- _Source document_:
Assessing the respective contributions of dietary flavanol monomers and procyanidins in mediating cardiovascular effects in humans: randomized, controlled, double-masked intervention trial

Rodriguez-Mateos A, Weber T, Skene SS, Ottaviani JI, Crozier A, Kelm M, Schroeter H, Heiss C; Dec. 2018


Flavanols are an important class of food bioactives that can improve vascular function even in healthy subjects. Cocoa flavanols (CFs) are composed principally of the monomer (−)epicatechin (∼20%), with a degree of polymerization (DP) of 1 (DP1), and oligomeric procyanidins (∼80%, DP2–10).


Our objective was to investigate the relative contribution of procyanidins and (−)-epicatechin to CF intake–related improvements in vascular function in healthy volunteers.


In a randomized, controlled, double-masked, parallel group dietary intervention trial, 45 healthy men (aged 18–35 y) consumed the following once daily for 1 mo: 1) a DP1–10 cocoa extract containing 130 mg (−)-epicatechin and 560 mg procyanidins, 2) a DP2–10 cocoa extract containing 20 mg (−)-epicatechin and 540 mg procyanidins, or 3) a control capsule, which was flavanol-free but had identical micro- and macronutrient composition.

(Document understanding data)
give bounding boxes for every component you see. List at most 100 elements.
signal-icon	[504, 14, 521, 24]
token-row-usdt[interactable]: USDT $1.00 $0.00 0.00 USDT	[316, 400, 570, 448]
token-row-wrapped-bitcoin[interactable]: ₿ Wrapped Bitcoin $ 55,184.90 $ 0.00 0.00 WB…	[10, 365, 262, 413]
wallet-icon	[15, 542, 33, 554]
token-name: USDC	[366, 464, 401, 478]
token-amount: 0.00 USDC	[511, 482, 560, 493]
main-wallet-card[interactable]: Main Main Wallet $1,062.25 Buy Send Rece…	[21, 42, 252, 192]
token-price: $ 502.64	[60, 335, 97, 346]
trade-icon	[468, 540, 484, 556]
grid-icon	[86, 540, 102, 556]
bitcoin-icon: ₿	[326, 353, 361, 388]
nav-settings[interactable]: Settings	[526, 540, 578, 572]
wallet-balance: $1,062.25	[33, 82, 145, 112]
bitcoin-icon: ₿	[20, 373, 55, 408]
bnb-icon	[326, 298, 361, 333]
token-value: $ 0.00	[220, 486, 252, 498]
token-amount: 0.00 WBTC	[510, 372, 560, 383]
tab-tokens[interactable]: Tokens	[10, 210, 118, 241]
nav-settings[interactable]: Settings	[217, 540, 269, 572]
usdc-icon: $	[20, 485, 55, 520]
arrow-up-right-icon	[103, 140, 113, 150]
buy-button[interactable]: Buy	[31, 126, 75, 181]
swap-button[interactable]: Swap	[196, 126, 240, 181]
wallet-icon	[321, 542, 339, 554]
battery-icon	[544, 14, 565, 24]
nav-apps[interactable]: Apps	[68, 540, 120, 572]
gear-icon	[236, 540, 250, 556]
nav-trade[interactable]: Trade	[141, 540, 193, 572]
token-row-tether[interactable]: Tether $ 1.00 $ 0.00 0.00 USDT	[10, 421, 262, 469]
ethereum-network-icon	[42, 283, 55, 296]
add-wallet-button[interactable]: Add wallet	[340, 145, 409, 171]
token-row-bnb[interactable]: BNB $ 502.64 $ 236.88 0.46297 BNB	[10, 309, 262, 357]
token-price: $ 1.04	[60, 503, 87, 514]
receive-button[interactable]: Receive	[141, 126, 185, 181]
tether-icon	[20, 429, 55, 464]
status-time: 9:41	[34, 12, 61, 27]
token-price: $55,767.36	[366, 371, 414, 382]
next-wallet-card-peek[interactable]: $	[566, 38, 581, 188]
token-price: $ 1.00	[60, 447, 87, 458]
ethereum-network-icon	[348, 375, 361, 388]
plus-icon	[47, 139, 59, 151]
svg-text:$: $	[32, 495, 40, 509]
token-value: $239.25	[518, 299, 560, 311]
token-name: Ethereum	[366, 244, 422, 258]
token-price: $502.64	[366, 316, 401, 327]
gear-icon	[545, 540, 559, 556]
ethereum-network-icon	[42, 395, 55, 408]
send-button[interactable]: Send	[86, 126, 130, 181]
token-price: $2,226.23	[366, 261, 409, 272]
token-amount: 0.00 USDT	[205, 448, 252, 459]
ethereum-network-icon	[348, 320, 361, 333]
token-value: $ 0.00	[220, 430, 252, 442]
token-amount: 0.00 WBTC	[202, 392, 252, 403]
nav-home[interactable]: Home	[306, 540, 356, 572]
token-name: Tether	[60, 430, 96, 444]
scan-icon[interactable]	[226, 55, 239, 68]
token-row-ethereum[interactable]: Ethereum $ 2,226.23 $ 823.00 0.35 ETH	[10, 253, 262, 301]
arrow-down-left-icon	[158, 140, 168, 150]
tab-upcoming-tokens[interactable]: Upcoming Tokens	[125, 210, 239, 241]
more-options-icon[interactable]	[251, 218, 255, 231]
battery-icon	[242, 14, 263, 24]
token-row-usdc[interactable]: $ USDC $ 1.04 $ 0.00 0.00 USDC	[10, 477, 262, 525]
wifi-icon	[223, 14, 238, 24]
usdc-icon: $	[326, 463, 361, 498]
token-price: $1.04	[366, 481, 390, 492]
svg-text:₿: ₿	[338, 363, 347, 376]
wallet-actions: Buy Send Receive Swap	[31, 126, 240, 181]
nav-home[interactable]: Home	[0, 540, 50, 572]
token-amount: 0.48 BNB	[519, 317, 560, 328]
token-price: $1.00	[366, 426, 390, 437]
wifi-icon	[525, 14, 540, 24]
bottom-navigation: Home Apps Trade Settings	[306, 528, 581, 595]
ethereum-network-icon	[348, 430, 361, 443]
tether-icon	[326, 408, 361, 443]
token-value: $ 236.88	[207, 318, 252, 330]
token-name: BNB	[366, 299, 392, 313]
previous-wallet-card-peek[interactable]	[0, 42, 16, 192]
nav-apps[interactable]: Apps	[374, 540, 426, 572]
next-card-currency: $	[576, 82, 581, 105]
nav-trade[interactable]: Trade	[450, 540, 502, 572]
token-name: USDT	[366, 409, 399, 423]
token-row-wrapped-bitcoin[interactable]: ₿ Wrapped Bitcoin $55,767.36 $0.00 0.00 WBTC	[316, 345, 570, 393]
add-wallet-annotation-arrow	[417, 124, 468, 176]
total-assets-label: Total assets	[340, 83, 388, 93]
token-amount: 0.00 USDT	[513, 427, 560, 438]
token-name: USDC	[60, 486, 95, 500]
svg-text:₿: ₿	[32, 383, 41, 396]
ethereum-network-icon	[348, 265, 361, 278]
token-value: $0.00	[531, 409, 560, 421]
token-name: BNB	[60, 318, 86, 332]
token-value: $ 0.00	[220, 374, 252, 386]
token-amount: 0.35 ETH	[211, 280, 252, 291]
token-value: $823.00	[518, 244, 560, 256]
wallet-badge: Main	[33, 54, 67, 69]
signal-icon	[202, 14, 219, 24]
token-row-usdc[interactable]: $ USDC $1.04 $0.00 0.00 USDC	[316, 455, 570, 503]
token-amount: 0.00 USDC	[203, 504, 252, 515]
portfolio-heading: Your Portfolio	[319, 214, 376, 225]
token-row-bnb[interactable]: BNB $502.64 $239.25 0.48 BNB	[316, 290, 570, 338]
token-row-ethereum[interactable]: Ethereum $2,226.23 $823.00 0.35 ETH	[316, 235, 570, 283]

- _Things to do_:
1. According to the cocoa flavanol trial summary, how many healthy men took part in the intervention?
2. Pick up the cocoa flavanol trial summary after its last sentence and keep writing it.

- _Written answers_:
1. 45 healthy men, aged 18–35 years.

2.
Consumption of DP1–10, but not of either DP2–10 or the control capsule, significantly increased flow-mediated vasodilation (primary endpoint) and the concentration of structurally related (−)-epicatechin metabolites (SREMs) in the circulatory system while decreasing pulse wave velocity and blood pressure. Total cholesterol significantly decreased after daily intake of both DP1–10 and DP2–10 as compared with the control.


CF-related improvements in vascular function are predominantly related to the intake of flavanol monomers and circulating SREMs in healthy humans but not to the more abundant procyanidins and gut microbiome–derived CF catabolites. Reduction in total cholesterol was linked to consumption of procyanidins but not necessarily to that of (−)-epicatechin. This trial was registered at as NCT02728466. Am J Clin Nutr 2018;108:1229–1237.